- **THE TASK**:
Could you write out the records below exactly as they appear?

- **RECORDS**:

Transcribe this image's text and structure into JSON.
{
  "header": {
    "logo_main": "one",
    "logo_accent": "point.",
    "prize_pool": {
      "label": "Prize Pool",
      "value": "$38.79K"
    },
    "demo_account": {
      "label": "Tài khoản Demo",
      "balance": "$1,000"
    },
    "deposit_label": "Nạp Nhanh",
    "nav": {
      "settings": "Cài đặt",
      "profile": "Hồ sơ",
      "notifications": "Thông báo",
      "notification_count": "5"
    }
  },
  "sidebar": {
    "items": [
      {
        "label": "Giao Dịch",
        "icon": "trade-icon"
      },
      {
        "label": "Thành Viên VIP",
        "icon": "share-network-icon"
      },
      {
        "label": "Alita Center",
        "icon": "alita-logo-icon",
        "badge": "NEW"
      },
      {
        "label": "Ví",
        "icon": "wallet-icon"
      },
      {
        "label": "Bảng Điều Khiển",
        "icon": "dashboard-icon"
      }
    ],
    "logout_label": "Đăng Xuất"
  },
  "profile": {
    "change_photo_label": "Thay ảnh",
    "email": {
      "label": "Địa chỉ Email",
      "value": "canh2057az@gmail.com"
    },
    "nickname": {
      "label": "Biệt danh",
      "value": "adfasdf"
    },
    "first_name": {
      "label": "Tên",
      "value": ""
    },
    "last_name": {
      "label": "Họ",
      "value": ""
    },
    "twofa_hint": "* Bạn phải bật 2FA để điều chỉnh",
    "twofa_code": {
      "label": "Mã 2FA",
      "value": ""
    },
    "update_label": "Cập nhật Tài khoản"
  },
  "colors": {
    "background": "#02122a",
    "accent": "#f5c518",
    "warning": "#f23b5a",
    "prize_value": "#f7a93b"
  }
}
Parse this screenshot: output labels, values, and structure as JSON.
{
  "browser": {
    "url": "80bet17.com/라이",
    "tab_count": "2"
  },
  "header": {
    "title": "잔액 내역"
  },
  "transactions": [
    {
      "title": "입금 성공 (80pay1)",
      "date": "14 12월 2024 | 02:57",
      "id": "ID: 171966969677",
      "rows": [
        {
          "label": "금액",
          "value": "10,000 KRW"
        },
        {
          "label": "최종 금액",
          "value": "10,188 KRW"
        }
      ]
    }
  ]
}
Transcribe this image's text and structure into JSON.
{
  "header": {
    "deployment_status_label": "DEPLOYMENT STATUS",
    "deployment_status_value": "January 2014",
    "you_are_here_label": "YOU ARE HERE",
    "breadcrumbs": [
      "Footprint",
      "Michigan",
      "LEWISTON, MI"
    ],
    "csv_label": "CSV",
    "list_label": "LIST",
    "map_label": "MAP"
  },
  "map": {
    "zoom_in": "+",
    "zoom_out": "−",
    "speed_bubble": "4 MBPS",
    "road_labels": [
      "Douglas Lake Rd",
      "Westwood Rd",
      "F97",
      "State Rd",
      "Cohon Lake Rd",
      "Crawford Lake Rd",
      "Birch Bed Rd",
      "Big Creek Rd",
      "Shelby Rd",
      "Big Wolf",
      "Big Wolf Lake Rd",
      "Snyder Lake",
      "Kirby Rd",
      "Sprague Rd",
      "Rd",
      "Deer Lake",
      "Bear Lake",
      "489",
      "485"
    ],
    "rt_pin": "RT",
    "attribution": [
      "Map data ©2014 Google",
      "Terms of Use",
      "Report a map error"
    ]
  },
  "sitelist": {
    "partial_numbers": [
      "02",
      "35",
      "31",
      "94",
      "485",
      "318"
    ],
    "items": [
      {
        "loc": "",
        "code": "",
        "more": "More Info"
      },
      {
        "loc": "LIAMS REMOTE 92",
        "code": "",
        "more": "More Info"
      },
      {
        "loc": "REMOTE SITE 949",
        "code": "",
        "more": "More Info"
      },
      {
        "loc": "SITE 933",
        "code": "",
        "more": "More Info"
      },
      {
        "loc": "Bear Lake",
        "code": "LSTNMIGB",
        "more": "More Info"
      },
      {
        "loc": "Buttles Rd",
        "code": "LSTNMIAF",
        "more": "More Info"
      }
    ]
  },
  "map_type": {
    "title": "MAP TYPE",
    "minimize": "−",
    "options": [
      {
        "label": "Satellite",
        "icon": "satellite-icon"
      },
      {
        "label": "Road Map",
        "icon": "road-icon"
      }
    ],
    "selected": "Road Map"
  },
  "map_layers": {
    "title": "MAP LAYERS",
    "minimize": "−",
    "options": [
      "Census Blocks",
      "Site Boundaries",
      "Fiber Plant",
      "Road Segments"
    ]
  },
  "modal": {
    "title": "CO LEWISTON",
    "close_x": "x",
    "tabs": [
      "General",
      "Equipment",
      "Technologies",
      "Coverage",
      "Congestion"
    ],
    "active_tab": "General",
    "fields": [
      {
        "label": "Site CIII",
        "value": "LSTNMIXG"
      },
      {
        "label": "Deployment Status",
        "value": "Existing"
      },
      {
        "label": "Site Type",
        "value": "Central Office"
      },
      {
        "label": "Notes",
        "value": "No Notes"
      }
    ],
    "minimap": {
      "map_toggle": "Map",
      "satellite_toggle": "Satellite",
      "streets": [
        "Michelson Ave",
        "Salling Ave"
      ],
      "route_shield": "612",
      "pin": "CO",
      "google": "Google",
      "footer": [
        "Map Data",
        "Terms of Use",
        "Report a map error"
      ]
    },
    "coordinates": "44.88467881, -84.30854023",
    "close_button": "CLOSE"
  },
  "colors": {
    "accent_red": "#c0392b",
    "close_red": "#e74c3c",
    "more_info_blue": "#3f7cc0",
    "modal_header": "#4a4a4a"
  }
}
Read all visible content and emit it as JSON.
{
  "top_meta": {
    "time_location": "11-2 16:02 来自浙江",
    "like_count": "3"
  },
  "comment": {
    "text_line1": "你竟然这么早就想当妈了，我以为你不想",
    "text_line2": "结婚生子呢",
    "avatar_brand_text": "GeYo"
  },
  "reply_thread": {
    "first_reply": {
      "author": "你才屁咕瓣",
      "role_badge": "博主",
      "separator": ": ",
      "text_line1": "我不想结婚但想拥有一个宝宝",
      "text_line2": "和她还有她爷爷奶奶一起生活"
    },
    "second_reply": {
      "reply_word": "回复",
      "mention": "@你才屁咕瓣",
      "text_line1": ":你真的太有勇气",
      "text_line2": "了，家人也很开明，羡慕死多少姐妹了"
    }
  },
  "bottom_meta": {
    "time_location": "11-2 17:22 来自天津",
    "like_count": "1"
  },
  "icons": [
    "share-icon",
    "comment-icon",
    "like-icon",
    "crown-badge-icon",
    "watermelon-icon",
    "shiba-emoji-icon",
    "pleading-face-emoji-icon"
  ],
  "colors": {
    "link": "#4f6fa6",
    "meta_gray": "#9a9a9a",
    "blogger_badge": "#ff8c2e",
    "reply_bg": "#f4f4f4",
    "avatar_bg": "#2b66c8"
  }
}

- **TASK RESPONSE**:
Transcribe this image's text and structure into JSON.
{
  "header": {
    "logo_main": "one",
    "logo_accent": "point.",
    "prize_pool": {
      "label": "Prize Pool",
      "value": "$38.79K"
    },
    "demo_account": {
      "label": "Tài khoản Demo",
      "balance": "$1,000"
    },
    "deposit_label": "Nạp Nhanh",
    "nav": {
      "settings": "Cài đặt",
      "profile": "Hồ sơ",
      "notifications": "Thông báo",
      "notification_count": "5"
    }
  },
  "sidebar": {
    "items": [
      {
        "label": "Giao Dịch",
        "icon": "trade-icon"
      },
      {
        "label": "Thành Viên VIP",
        "icon": "share-network-icon"
      },
      {
        "label": "Alita Center",
        "icon": "alita-logo-icon",
        "badge": "NEW"
      },
      {
        "label": "Ví",
        "icon": "wallet-icon"
      },
      {
        "label": "Bảng Điều Khiển",
        "icon": "dashboard-icon"
      }
    ],
    "logout_label": "Đăng Xuất"
  },
  "profile": {
    "change_photo_label": "Thay ảnh",
    "email": {
      "label": "Địa chỉ Email",
      "value": "canh2057az@gmail.com"
    },
    "nickname": {
      "label": "Biệt danh",
      "value": "adfasdf"
    },
    "first_name": {
      "label": "Tên",
      "value": ""
    },
    "last_name": {
      "label": "Họ",
      "value": ""
    },
    "twofa_hint": "* Bạn phải bật 2FA để điều chỉnh",
    "twofa_code": {
      "label": "Mã 2FA",
      "value": ""
    },
    "update_label": "Cập nhật Tài khoản"
  },
  "colors": {
    "background": "#02122a",
    "accent": "#f5c518",
    "warning": "#f23b5a",
    "prize_value": "#f7a93b"
  }
}
Parse this screenshot: output labels, values, and structure as JSON.
{
  "browser": {
    "url": "80bet17.com/라이",
    "tab_count": "2"
  },
  "header": {
    "title": "잔액 내역"
  },
  "transactions": [
    {
      "title": "입금 성공 (80pay1)",
      "date": "14 12월 2024 | 02:57",
      "id": "ID: 171966969677",
      "rows": [
        {
          "label": "금액",
          "value": "10,000 KRW"
        },
        {
          "label": "최종 금액",
          "value": "10,188 KRW"
        }
      ]
    }
  ]
}
Transcribe this image's text and structure into JSON.
{
  "header": {
    "deployment_status_label": "DEPLOYMENT STATUS",
    "deployment_status_value": "January 2014",
    "you_are_here_label": "YOU ARE HERE",
    "breadcrumbs": [
      "Footprint",
      "Michigan",
      "LEWISTON, MI"
    ],
    "csv_label": "CSV",
    "list_label": "LIST",
    "map_label": "MAP"
  },
  "map": {
    "zoom_in": "+",
    "zoom_out": "−",
    "speed_bubble": "4 MBPS",
    "road_labels": [
      "Douglas Lake Rd",
      "Westwood Rd",
      "F97",
      "State Rd",
      "Cohon Lake Rd",
      "Crawford Lake Rd",
      "Birch Bed Rd",
      "Big Creek Rd",
      "Shelby Rd",
      "Big Wolf",
      "Big Wolf Lake Rd",
      "Snyder Lake",
      "Kirby Rd",
      "Sprague Rd",
      "Rd",
      "Deer Lake",
      "Bear Lake",
      "489",
      "485"
    ],
    "rt_pin": "RT",
    "attribution": [
      "Map data ©2014 Google",
      "Terms of Use",
      "Report a map error"
    ]
  },
  "sitelist": {
    "partial_numbers": [
      "02",
      "35",
      "31",
      "94",
      "485",
      "318"
    ],
    "items": [
      {
        "loc": "",
        "code": "",
        "more": "More Info"
      },
      {
        "loc": "LIAMS REMOTE 92",
        "code": "",
        "more": "More Info"
      },
      {
        "loc": "REMOTE SITE 949",
        "code": "",
        "more": "More Info"
      },
      {
        "loc": "SITE 933",
        "code": "",
        "more": "More Info"
      },
      {
        "loc": "Bear Lake",
        "code": "LSTNMIGB",
        "more": "More Info"
      },
      {
        "loc": "Buttles Rd",
        "code": "LSTNMIAF",
        "more": "More Info"
      }
    ]
  },
  "map_type": {
    "title": "MAP TYPE",
    "minimize": "−",
    "options": [
      {
        "label": "Satellite",
        "icon": "satellite-icon"
      },
      {
        "label": "Road Map",
        "icon": "road-icon"
      }
    ],
    "selected": "Road Map"
  },
  "map_layers": {
    "title": "MAP LAYERS",
    "minimize": "−",
    "options": [
      "Census Blocks",
      "Site Boundaries",
      "Fiber Plant",
      "Road Segments"
    ]
  },
  "modal": {
    "title": "CO LEWISTON",
    "close_x": "x",
    "tabs": [
      "General",
      "Equipment",
      "Technologies",
      "Coverage",
      "Congestion"
    ],
    "active_tab": "General",
    "fields": [
      {
        "label": "Site CIII",
        "value": "LSTNMIXG"
      },
      {
        "label": "Deployment Status",
        "value": "Existing"
      },
      {
        "label": "Site Type",
        "value": "Central Office"
      },
      {
        "label": "Notes",
        "value": "No Notes"
      }
    ],
    "minimap": {
      "map_toggle": "Map",
      "satellite_toggle": "Satellite",
      "streets": [
        "Michelson Ave",
        "Salling Ave"
      ],
      "route_shield": "612",
      "pin": "CO",
      "google": "Google",
      "footer": [
        "Map Data",
        "Terms of Use",
        "Report a map error"
      ]
    },
    "coordinates": "44.88467881, -84.30854023",
    "close_button": "CLOSE"
  },
  "colors": {
    "accent_red": "#c0392b",
    "close_red": "#e74c3c",
    "more_info_blue": "#3f7cc0",
    "modal_header": "#4a4a4a"
  }
}
Read all visible content and emit it as JSON.
{
  "top_meta": {
    "time_location": "11-2 16:02 来自浙江",
    "like_count": "3"
  },
  "comment": {
    "text_line1": "你竟然这么早就想当妈了，我以为你不想",
    "text_line2": "结婚生子呢",
    "avatar_brand_text": "GeYo"
  },
  "reply_thread": {
    "first_reply": {
      "author": "你才屁咕瓣",
      "role_badge": "博主",
      "separator": ": ",
      "text_line1": "我不想结婚但想拥有一个宝宝",
      "text_line2": "和她还有她爷爷奶奶一起生活"
    },
    "second_reply": {
      "reply_word": "回复",
      "mention": "@你才屁咕瓣",
      "text_line1": ":你真的太有勇气",
      "text_line2": "了，家人也很开明，羡慕死多少姐妹了"
    }
  },
  "bottom_meta": {
    "time_location": "11-2 17:22 来自天津",
    "like_count": "1"
  },
  "icons": [
    "share-icon",
    "comment-icon",
    "like-icon",
    "crown-badge-icon",
    "watermelon-icon",
    "shiba-emoji-icon",
    "pleading-face-emoji-icon"
  ],
  "colors": {
    "link": "#4f6fa6",
    "meta_gray": "#9a9a9a",
    "blogger_badge": "#ff8c2e",
    "reply_bg": "#f4f4f4",
    "avatar_bg": "#2b66c8"
  }
}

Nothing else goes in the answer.